--- BEGIN ---
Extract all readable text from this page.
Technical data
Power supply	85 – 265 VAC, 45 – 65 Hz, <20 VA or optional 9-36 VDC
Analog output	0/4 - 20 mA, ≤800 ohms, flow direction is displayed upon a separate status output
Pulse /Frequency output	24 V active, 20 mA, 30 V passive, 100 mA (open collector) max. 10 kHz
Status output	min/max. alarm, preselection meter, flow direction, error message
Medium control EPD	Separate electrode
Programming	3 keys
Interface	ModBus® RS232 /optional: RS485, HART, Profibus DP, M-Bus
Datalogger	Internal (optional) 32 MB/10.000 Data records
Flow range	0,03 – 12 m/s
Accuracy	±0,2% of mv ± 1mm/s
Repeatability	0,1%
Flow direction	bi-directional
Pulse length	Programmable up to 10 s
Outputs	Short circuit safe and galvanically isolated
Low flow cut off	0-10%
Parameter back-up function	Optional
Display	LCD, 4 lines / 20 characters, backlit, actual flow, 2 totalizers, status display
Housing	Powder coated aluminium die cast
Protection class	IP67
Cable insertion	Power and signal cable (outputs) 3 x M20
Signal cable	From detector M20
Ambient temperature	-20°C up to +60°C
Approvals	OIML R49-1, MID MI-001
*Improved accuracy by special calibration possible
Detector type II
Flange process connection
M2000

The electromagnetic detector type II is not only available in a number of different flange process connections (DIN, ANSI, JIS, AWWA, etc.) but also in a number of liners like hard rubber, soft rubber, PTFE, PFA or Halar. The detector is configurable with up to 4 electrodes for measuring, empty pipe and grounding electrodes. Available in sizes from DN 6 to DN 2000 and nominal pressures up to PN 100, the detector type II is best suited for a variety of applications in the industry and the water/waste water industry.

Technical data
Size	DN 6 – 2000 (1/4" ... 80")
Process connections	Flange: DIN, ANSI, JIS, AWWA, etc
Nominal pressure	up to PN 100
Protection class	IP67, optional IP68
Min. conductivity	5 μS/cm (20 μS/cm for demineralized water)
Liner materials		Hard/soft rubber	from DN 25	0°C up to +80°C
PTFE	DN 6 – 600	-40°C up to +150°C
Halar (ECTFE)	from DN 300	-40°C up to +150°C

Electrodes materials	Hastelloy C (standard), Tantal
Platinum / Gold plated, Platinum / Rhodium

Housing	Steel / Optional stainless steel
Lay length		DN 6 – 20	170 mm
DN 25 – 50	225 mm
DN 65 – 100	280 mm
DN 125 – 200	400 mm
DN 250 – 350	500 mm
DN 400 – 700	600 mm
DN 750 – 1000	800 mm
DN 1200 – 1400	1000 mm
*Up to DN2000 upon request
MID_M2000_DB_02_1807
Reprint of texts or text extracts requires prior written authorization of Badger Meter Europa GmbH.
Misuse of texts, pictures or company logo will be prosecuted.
--- END ---
Task directions: Output the listing above word for word.

Result for this exercise:
Extract all readable text from this page.
Technical data
Power supply	85 – 265 VAC, 45 – 65 Hz, <20 VA or optional 9-36 VDC
Analog output	0/4 - 20 mA, ≤800 ohms, flow direction is displayed upon a separate status output
Pulse /Frequency output	24 V active, 20 mA, 30 V passive, 100 mA (open collector) max. 10 kHz
Status output	min/max. alarm, preselection meter, flow direction, error message
Medium control EPD	Separate electrode
Programming	3 keys
Interface	ModBus® RS232 /optional: RS485, HART, Profibus DP, M-Bus
Datalogger	Internal (optional) 32 MB/10.000 Data records
Flow range	0,03 – 12 m/s
Accuracy	±0,2% of mv ± 1mm/s
Repeatability	0,1%
Flow direction	bi-directional
Pulse length	Programmable up to 10 s
Outputs	Short circuit safe and galvanically isolated
Low flow cut off	0-10%
Parameter back-up function	Optional
Display	LCD, 4 lines / 20 characters, backlit, actual flow, 2 totalizers, status display
Housing	Powder coated aluminium die cast
Protection class	IP67
Cable insertion	Power and signal cable (outputs) 3 x M20
Signal cable	From detector M20
Ambient temperature	-20°C up to +60°C
Approvals	OIML R49-1, MID MI-001
*Improved accuracy by special calibration possible
Detector type II
Flange process connection
M2000

The electromagnetic detector type II is not only available in a number of different flange process connections (DIN, ANSI, JIS, AWWA, etc.) but also in a number of liners like hard rubber, soft rubber, PTFE, PFA or Halar. The detector is configurable with up to 4 electrodes for measuring, empty pipe and grounding electrodes. Available in sizes from DN 6 to DN 2000 and nominal pressures up to PN 100, the detector type II is best suited for a variety of applications in the industry and the water/waste water industry.

Technical data
Size	DN 6 – 2000 (1/4" ... 80")
Process connections	Flange: DIN, ANSI, JIS, AWWA, etc
Nominal pressure	up to PN 100
Protection class	IP67, optional IP68
Min. conductivity	5 μS/cm (20 μS/cm for demineralized water)
Liner materials		Hard/soft rubber	from DN 25	0°C up to +80°C
PTFE	DN 6 – 600	-40°C up to +150°C
Halar (ECTFE)	from DN 300	-40°C up to +150°C

Electrodes materials	Hastelloy C (standard), Tantal
Platinum / Gold plated, Platinum / Rhodium

Housing	Steel / Optional stainless steel
Lay length		DN 6 – 20	170 mm
DN 25 – 50	225 mm
DN 65 – 100	280 mm
DN 125 – 200	400 mm
DN 250 – 350	500 mm
DN 400 – 700	600 mm
DN 750 – 1000	800 mm
DN 1200 – 1400	1000 mm
*Up to DN2000 upon request
MID_M2000_DB_02_1807
Reprint of texts or text extracts requires prior written authorization of Badger Meter Europa GmbH.
Misuse of texts, pictures or company logo will be prosecuted.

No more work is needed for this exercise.